# READING TEXT
___

# Yeast Nutrient For Hard Lemonade



## drfad (9/4/11)

Hi all,

I'm looking at making a varient of the 3 dog recipe in one of the threads here and it asks for yeast nutrient which my LHBS didn't have. Can I use any old packet yeast as nutrient with the Safale I intend using for this brew? 

If not, is there anything else I can use?

Cheers

Fad


----------



## felten (9/4/11)

some diammonium phosphate (DAP) would be handy, lemons probably don't have much nitrogen in them


----------



## enoch (9/4/11)

It will ferment without the nutrient it will just take longer. 
I wouldn't add extra yeast as nutrient unless it is yeast ghosts or whatever they call it that I have seen mentioned somewhere.


----------



## Wolfy (9/4/11)

I can't imagine lemons having all the nutrients required, so adding any/all yeast-food would be helpful.
You could boil up an old pack of yeast to add a range of micro-nutrients and DAP if your LHBS sells that.


----------



## going down a hill (9/4/11)

Could you use some bakers yeast that you get from the supermarket as nutrient? Or is it so different the brew yeast wouldn't recognise it as food.

___

# PROVIDED RECORDS
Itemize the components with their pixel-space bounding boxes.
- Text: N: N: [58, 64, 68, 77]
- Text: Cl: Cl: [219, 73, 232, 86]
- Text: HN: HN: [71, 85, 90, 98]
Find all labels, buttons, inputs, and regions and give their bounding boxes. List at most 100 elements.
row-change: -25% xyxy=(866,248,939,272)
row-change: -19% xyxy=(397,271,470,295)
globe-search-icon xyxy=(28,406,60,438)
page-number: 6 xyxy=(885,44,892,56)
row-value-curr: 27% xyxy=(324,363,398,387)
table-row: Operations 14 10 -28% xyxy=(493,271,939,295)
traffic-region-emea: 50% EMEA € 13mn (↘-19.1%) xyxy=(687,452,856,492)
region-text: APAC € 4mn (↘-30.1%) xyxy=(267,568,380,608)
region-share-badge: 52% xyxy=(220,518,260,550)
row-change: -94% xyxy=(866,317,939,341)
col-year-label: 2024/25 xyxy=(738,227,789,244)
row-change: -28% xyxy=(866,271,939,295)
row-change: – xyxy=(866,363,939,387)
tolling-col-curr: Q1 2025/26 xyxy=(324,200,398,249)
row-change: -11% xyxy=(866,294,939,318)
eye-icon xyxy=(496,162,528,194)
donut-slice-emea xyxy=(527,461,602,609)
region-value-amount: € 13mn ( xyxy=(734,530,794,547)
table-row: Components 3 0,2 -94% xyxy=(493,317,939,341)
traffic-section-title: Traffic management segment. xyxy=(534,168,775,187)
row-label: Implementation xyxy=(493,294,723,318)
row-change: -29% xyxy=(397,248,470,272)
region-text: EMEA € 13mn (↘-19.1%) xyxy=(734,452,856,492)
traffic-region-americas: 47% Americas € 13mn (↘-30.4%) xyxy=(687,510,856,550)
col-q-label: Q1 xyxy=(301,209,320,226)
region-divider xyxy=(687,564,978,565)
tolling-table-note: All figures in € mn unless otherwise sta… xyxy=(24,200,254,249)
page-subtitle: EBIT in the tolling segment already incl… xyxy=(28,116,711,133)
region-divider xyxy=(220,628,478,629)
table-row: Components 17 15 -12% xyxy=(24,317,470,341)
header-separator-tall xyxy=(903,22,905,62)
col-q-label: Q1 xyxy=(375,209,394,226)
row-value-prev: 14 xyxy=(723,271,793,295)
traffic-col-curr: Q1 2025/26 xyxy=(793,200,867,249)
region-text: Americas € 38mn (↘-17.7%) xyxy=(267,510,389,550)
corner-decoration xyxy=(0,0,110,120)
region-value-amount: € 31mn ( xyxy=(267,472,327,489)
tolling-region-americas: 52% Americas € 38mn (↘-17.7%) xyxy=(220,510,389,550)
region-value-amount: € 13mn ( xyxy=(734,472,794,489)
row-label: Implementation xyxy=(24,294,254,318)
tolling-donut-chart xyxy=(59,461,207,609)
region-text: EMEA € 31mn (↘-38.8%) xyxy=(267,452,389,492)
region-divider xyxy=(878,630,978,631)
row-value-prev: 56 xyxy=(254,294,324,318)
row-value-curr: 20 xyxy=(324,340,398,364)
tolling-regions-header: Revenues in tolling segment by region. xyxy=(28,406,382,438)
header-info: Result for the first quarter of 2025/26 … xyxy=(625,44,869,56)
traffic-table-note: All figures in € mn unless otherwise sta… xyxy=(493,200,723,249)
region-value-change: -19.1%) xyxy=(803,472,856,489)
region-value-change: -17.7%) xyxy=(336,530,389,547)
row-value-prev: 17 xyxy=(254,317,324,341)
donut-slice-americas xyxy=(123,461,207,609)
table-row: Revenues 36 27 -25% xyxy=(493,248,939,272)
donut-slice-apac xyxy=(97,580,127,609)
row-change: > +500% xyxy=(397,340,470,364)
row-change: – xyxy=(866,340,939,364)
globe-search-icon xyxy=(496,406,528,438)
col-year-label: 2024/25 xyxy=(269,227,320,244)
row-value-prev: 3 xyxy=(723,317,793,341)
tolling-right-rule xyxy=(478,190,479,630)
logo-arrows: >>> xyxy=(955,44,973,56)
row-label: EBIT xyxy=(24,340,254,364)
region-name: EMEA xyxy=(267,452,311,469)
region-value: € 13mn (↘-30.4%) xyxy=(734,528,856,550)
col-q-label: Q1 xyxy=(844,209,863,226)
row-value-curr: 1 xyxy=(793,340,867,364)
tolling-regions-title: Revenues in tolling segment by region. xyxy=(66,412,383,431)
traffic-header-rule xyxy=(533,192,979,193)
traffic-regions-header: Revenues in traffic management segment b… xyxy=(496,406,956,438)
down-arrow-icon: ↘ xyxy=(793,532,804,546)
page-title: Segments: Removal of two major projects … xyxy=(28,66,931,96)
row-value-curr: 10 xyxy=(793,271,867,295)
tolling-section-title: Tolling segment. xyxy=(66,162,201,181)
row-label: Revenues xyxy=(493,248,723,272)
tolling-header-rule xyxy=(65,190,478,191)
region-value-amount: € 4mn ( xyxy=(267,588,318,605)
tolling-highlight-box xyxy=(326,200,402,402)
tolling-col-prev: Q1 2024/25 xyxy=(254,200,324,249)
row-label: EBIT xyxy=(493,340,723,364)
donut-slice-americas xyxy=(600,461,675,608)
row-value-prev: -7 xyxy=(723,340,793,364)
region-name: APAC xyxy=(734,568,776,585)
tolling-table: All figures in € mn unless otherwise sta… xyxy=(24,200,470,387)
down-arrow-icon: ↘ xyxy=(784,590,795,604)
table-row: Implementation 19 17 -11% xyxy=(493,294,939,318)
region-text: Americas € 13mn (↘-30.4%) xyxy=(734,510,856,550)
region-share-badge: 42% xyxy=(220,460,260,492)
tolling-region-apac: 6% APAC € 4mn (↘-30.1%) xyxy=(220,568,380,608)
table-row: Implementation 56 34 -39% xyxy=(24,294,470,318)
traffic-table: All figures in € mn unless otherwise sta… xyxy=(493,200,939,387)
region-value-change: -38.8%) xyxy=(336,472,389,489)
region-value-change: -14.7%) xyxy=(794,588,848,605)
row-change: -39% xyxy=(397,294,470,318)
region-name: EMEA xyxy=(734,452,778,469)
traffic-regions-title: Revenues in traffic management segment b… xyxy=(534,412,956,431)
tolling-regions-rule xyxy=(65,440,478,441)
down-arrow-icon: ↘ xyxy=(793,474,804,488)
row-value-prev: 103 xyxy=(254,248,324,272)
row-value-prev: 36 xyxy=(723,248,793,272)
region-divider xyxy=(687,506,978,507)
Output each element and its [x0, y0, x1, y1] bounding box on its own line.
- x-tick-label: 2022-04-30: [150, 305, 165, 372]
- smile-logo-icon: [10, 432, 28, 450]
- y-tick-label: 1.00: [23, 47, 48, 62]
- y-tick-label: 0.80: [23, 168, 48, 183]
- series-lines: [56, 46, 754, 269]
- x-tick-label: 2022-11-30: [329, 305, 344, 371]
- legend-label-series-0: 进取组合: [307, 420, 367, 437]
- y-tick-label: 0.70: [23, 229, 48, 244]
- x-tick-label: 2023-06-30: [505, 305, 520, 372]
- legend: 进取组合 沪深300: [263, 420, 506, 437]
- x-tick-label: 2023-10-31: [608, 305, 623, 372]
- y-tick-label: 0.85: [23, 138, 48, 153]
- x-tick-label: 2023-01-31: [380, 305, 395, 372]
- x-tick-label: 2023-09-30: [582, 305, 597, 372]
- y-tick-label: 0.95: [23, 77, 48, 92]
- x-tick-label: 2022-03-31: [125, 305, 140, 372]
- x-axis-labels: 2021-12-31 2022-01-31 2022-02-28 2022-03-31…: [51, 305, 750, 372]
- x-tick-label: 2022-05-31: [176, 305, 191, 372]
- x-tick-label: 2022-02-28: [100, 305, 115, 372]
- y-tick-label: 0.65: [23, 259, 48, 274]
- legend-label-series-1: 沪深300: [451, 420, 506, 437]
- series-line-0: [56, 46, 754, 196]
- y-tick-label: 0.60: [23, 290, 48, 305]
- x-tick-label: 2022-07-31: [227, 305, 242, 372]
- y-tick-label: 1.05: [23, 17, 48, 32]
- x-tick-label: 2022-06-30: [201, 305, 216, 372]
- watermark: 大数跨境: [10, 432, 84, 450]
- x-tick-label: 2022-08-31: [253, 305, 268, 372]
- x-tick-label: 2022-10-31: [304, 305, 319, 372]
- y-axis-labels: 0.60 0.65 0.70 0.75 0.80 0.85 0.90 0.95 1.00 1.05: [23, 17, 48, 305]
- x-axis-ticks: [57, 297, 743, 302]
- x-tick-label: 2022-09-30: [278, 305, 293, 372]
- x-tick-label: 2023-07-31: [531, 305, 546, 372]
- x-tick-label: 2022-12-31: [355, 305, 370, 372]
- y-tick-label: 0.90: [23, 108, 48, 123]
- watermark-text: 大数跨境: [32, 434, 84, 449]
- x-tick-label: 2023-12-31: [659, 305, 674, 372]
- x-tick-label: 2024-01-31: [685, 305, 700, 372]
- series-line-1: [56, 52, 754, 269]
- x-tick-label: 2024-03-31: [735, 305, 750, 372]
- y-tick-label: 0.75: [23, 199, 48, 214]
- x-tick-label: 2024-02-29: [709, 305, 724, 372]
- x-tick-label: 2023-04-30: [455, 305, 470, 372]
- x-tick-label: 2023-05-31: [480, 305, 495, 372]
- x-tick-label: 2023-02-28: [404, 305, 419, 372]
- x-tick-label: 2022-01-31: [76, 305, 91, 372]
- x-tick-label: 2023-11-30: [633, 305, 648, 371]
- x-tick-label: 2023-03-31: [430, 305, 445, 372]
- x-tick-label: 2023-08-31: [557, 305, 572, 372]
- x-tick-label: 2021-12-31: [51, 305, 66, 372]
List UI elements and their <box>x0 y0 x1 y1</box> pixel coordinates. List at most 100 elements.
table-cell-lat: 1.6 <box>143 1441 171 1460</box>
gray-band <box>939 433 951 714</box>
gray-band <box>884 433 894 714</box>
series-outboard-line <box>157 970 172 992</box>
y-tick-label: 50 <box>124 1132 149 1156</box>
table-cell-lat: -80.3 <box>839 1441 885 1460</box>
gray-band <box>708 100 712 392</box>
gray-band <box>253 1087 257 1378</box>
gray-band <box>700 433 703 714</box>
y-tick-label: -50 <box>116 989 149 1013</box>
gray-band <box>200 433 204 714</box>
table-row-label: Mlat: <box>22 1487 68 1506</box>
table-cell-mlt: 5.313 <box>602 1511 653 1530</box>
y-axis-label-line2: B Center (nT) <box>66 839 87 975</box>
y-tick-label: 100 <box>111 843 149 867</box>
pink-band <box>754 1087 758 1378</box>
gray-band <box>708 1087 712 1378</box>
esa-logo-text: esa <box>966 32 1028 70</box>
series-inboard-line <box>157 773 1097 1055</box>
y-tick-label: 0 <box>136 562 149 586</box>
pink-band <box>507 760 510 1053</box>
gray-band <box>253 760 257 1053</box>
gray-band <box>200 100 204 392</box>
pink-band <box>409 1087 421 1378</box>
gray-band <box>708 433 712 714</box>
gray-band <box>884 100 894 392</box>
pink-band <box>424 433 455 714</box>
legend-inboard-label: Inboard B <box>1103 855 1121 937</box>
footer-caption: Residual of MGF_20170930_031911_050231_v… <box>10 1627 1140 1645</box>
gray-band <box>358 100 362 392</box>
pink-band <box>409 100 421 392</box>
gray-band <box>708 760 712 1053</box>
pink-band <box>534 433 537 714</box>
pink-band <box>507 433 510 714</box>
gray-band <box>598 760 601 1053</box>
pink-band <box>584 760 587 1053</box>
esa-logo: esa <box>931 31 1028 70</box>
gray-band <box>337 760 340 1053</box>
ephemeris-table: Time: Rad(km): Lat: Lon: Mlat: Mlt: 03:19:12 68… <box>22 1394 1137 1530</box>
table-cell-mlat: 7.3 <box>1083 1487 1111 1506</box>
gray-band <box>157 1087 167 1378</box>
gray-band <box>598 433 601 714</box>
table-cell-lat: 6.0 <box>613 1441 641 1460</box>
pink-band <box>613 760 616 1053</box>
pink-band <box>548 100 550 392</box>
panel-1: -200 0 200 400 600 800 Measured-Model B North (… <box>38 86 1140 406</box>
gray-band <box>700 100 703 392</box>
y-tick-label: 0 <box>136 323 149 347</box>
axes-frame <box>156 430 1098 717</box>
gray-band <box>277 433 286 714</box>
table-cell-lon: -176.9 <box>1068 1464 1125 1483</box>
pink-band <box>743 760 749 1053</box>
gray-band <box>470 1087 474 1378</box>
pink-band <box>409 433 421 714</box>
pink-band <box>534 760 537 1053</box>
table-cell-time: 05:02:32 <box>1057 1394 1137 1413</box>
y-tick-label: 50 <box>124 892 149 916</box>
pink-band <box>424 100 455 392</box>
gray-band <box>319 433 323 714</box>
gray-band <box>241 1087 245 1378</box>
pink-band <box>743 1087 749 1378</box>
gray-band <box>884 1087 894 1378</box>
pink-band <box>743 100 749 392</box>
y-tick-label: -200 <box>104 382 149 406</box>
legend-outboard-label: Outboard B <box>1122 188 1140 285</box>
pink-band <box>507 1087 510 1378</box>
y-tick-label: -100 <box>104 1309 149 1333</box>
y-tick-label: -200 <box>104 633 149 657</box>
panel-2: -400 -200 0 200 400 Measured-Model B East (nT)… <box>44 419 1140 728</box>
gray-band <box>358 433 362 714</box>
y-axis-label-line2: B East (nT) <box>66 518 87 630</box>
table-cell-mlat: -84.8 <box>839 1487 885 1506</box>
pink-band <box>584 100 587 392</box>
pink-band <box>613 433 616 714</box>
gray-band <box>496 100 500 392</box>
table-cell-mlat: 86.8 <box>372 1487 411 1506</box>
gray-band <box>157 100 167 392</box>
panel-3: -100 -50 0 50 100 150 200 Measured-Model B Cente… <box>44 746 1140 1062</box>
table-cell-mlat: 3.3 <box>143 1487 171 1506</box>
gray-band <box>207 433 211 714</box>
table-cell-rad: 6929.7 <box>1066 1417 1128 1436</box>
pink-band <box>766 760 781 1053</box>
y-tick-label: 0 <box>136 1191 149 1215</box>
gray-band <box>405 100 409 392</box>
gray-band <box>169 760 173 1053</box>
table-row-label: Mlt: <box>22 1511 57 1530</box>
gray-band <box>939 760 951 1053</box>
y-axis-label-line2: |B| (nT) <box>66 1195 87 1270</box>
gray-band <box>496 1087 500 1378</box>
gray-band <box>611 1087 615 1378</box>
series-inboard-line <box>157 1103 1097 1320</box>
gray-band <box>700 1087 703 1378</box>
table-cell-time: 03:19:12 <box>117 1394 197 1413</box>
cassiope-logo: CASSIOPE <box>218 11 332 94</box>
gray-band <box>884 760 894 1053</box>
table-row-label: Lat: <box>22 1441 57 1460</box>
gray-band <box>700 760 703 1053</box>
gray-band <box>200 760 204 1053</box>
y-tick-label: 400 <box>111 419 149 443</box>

___

# PROBLEM SET
a - Translate this sentence from the hard lemonade thread into Spanish: "I can't imagine lemons having all the nutrients required, so adding any/all yeast-food would be helpful."
b - In the hard lemonade thread, which yeast does drfad intend to use for the brew?
c - Continue the forum thread on yeast nutrient for hard lemonade from where it stops.

# ANSWERS PER TASK
a - No me imagino que los limones tengan todos los nutrientes necesarios, así que añadir cualquier alimento para levadura, o todos, sería útil.

b - Safale.

c -
----------



## Bribie G (9/4/11)

I used to make hard ginger beer using a champagne yeast and DAP, fermented out quite well. However using a dried yeast such as Nottingham and pitching both sides of a Craftbrewer repack should work well, as the dried yeasts come preloaded with all the stuff they need to get working on, dividing up rapidly then producing alcohol.


----------



## drfad (11/4/11)

Thanks for all the responses. I ran out of time so just pitched the yeast and will hope for the best! :unsure:


----------



## peterlonz (28/4/19)

Hey just saying but always have the basic ingredients handy. Yeast nutrient is a basic once you step away from brewing beer.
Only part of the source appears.